----- DATA SUPPLIED -----
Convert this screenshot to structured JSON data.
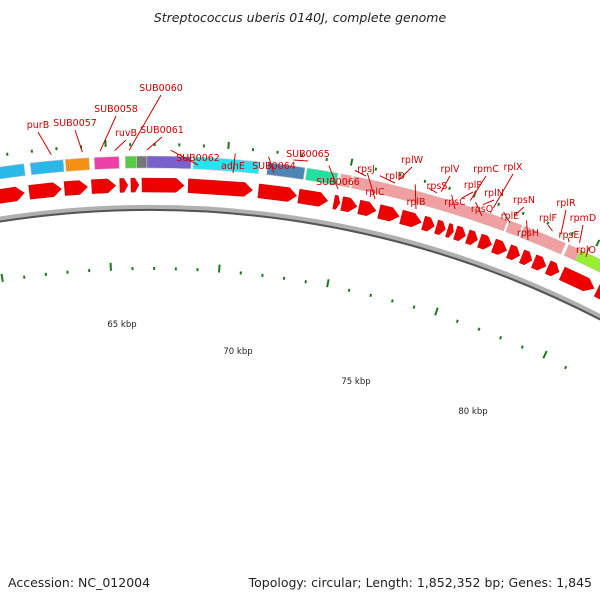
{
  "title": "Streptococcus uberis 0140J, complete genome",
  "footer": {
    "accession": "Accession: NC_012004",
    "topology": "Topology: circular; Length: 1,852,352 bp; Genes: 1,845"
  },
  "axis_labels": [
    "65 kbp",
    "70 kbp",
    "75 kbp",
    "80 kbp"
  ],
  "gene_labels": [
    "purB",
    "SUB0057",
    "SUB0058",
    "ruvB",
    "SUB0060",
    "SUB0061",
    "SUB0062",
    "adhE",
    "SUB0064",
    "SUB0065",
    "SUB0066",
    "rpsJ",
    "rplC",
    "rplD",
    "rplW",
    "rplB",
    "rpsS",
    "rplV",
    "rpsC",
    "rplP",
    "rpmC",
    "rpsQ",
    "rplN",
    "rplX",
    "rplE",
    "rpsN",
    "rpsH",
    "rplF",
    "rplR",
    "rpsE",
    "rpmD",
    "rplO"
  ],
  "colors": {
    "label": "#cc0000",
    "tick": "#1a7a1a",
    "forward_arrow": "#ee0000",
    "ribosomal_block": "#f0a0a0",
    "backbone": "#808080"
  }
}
-----
An exact reproduction of the data above is required, with every picture removed.

→ WRITTEN RESPONSE:
Convert this screenshot to structured JSON data.
{
  "title": "Streptococcus uberis 0140J, complete genome",
  "footer": {
    "accession": "Accession: NC_012004",
    "topology": "Topology: circular; Length: 1,852,352 bp; Genes: 1,845"
  },
  "axis_labels": [
    "65 kbp",
    "70 kbp",
    "75 kbp",
    "80 kbp"
  ],
  "gene_labels": [
    "purB",
    "SUB0057",
    "SUB0058",
    "ruvB",
    "SUB0060",
    "SUB0061",
    "SUB0062",
    "adhE",
    "SUB0064",
    "SUB0065",
    "SUB0066",
    "rpsJ",
    "rplC",
    "rplD",
    "rplW",
    "rplB",
    "rpsS",
    "rplV",
    "rpsC",
    "rplP",
    "rpmC",
    "rpsQ",
    "rplN",
    "rplX",
    "rplE",
    "rpsN",
    "rpsH",
    "rplF",
    "rplR",
    "rpsE",
    "rpmD",
    "rplO"
  ],
  "colors": {
    "label": "#cc0000",
    "tick": "#1a7a1a",
    "forward_arrow": "#ee0000",
    "ribosomal_block": "#f0a0a0",
    "backbone": "#808080"
  }
}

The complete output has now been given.